Items from a figure collection
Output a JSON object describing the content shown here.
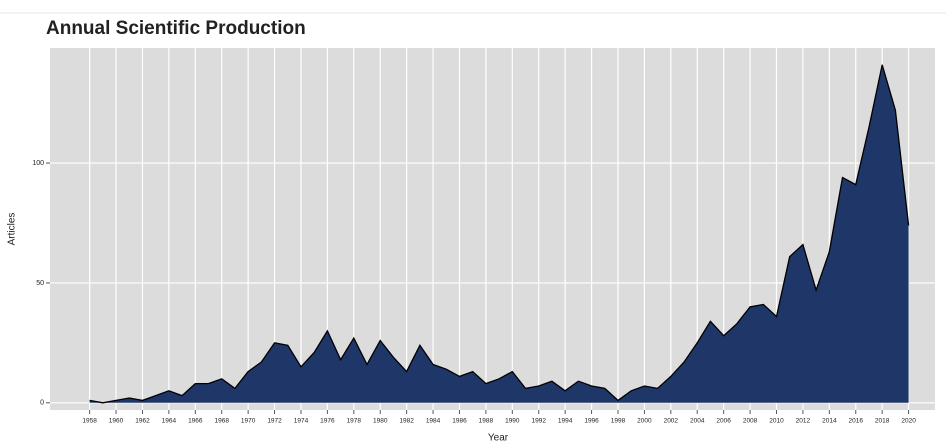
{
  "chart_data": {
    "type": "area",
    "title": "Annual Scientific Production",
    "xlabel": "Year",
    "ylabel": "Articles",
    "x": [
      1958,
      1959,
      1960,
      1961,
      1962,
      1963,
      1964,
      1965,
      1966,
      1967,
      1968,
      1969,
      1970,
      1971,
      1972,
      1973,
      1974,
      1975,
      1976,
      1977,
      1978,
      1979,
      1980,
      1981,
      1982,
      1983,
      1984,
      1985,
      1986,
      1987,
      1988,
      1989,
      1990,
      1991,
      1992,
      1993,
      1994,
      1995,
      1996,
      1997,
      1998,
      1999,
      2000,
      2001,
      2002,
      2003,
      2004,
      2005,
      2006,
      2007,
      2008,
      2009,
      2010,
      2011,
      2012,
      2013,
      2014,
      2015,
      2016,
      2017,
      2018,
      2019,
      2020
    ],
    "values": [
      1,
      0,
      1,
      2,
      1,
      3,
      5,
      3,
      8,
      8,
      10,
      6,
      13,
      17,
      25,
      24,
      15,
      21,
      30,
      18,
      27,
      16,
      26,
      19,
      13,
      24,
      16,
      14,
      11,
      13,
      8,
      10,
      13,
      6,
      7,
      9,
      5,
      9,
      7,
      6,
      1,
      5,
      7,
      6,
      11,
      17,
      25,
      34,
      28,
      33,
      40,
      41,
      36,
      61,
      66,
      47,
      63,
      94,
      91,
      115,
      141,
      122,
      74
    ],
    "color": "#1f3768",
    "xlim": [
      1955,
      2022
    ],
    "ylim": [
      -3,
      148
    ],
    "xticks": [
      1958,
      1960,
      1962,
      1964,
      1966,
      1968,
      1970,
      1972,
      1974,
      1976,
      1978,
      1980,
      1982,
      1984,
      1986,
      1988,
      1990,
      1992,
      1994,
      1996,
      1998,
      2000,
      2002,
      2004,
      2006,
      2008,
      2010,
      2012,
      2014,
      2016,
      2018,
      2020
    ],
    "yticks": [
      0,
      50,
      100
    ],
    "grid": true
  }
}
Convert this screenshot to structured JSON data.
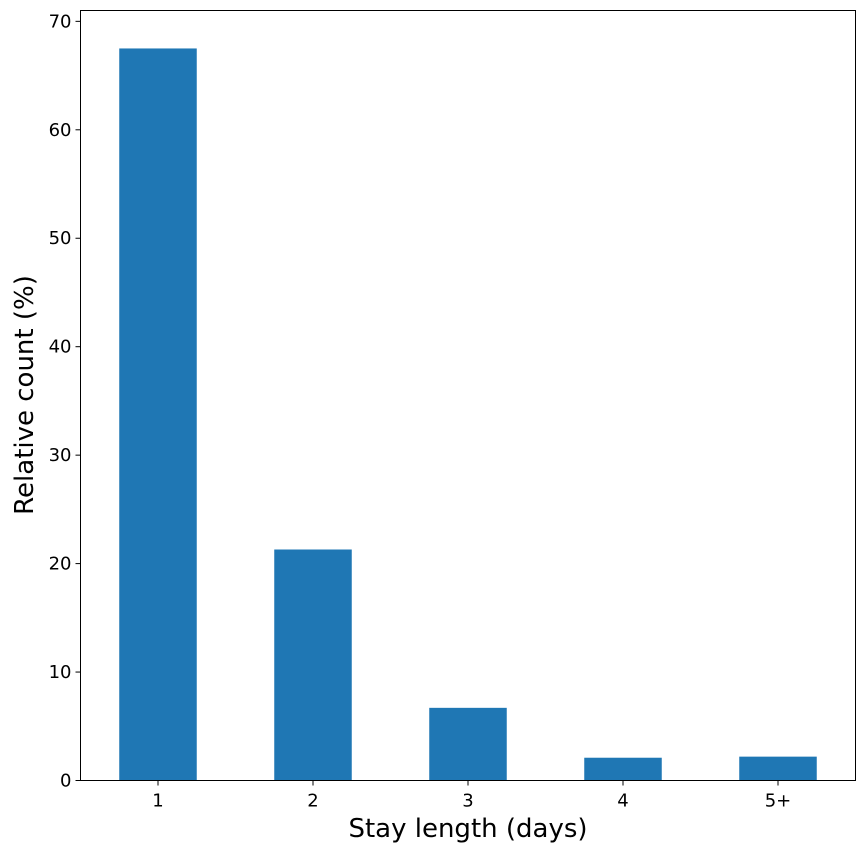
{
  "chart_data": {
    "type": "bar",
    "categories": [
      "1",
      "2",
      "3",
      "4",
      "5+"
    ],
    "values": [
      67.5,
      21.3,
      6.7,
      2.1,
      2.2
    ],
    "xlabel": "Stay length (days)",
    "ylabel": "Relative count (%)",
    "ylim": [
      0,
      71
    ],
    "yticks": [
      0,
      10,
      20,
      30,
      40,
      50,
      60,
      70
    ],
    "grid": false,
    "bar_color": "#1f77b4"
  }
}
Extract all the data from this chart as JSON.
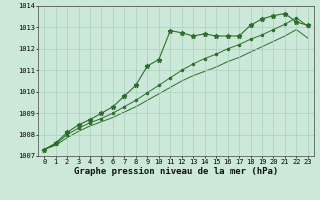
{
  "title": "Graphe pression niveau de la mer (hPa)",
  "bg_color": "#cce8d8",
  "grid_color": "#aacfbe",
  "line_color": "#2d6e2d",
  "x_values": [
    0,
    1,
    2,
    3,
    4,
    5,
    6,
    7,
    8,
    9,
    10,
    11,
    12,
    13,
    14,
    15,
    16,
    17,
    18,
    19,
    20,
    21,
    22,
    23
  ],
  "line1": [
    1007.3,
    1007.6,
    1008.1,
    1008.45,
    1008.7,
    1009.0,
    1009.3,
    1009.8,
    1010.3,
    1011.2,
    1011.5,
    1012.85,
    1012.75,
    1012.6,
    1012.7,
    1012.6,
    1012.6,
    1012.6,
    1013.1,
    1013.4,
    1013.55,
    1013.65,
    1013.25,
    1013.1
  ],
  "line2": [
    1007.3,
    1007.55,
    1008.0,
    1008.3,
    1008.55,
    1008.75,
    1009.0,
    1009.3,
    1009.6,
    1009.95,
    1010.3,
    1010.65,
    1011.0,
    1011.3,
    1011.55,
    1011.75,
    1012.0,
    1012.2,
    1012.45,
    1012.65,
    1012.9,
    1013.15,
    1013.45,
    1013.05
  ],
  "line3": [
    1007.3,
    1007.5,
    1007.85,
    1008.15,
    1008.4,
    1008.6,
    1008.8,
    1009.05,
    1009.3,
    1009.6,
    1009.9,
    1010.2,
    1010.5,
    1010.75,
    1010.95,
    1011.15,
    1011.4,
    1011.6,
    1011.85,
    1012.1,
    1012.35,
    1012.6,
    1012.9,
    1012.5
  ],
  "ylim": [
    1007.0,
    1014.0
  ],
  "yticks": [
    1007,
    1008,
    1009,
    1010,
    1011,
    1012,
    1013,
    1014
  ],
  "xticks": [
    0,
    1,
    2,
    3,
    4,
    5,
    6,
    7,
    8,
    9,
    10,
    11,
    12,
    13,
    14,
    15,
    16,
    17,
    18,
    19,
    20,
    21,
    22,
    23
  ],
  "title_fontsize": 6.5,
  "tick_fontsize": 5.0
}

#### [REQUIRED WORK]
Return only the number of lines in the data above that include the word "this".

#### [EXERCISE SOLUTION]
2